===== DOCUMENT SEGMENT =====

So apparently while I was all excited about using my cell phone to post to my blog, I forgot to actually publish the blog! I just got on this morning to do the same and realized I never posted Friday's blog. Whoops! Lesson learned: trying new things is great, but you have to be flexible throughout the learning curve!
If you think I'm posting my second blog from my phone purely out of excitement for the format, you'd be mistaken. Although I appreciate the flexibility, I still prefer my laptop. So why twice in a row? Well, as sometimes happens, life smacked me around a bit this weekend. My only hope is that forces in the universe were ultimately looking out for my best interests and this minor physical setback is a walk in the park compared to whatever alternative I was spared.
I've been looking forward to this Hockey for Life tournament for weeks. It's a chance to play with new people, against new people, and hang out with a different crowd. If you know me, I like to mix it up. So this tournament was the ultimate in having fun, getting better at hockey, getting a LOT of exercise, and hanging out with some new people. It did not work out that way for me. During the warmups of the first game, the ice was warm and sticky, a puck got stuck in my skates, and I fell...really awkwardly. My leg twisted as I did the splits, and not being nearly as flexible as I was as a teenager, I pulled my hamstring all the way into the glut. Two minutes left to warm up for the first game of a three day tournament, and I was done. I sat there on the ice and let the cold seep into my muscles...a definite benefit to playing on ice. My husband skated over with a chagrined look, and I knew he'd seen how awkwardly I had fallen. I scooched over to the side to let my team warm up, then got help to the bench, which, being next to the ice, was also somwhat cold. They rearranged the lines and played without me while I cheered...and winced.

=====

SHORT TASK 1. For each statement about the hockey blog post, answer yes or no on whether it agrees with the post, and quote the deciding words. (a) The writer prefers a laptop to a phone for posting. (b) The fall happened during the second game of the tournament. (c) The tournament was set to run for three days.

===== MATERIAL SHOWN =====

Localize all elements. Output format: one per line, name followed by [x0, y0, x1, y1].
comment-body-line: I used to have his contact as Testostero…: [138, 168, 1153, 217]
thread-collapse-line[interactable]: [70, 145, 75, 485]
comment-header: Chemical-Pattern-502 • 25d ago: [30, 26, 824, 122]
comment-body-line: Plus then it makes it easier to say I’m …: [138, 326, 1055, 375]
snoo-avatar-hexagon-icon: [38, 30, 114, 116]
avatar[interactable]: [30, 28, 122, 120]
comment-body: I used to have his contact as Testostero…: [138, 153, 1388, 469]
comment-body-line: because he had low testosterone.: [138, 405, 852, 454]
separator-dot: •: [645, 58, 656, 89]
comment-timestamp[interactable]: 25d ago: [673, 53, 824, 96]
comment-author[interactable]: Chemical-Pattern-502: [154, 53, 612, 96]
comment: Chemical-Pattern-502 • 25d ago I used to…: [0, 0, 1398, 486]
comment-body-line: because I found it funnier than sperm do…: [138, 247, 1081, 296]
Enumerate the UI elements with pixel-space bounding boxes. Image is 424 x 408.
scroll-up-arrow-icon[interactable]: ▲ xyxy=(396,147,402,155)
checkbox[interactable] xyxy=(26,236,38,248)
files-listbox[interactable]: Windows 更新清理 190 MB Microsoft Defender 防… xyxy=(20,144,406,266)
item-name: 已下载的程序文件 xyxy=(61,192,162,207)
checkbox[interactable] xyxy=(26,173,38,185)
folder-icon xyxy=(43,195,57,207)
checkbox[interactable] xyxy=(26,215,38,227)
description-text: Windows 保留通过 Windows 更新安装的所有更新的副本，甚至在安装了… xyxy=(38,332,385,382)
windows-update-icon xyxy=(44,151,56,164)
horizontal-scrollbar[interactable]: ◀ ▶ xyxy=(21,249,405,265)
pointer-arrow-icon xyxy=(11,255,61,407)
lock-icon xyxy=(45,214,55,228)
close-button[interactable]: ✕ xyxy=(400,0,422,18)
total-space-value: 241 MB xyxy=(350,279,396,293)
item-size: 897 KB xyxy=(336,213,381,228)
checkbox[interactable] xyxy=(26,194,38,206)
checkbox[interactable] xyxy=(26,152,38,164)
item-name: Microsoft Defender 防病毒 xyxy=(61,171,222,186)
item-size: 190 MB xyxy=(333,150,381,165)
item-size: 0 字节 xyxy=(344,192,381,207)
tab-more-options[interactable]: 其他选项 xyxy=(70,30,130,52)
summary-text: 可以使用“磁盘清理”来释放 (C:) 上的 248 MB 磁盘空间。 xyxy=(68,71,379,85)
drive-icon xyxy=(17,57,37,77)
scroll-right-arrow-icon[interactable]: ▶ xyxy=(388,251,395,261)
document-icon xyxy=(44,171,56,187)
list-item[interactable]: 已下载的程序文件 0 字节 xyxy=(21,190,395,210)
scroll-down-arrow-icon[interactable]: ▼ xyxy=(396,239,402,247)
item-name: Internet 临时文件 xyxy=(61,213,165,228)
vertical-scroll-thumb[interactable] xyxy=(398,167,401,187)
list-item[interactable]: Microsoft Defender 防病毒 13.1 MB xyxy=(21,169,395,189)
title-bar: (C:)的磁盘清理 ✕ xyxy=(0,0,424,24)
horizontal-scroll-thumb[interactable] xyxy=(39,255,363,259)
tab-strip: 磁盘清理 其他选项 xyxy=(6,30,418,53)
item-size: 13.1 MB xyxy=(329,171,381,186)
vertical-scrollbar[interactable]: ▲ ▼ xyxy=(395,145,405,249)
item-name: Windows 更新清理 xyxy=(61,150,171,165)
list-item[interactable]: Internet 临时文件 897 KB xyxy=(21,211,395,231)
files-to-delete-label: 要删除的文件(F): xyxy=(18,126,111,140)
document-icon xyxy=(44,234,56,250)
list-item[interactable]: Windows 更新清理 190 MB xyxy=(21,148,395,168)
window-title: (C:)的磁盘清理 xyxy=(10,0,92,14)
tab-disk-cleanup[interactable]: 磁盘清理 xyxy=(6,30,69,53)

=====

SHORT TASK 2. Copy word for word everything in the records from the start down through the line containing "comment-header: Chemical-Pattern-502 •", with both ends included.

CORRECT OUTPUT 1.
(a) Yes: "Although I appreciate the flexibility, I still prefer my laptop."
(b) No: "During the warmups of the first game, the ice was warm and sticky, a puck got stuck in my skates, and I fell...really awkwardly."
(c) Yes: "Two minutes left to warm up for the first game of a three day tournament, and I was done."

CORRECT OUTPUT 2.
Localize all elements. Output format: one per line, name followed by [x0, y0, x1, y1].
comment-body-line: I used to have his contact as Testostero…: [138, 168, 1153, 217]
thread-collapse-line[interactable]: [70, 145, 75, 485]
comment-header: Chemical-Pattern-502 • 25d ago: [30, 26, 824, 122]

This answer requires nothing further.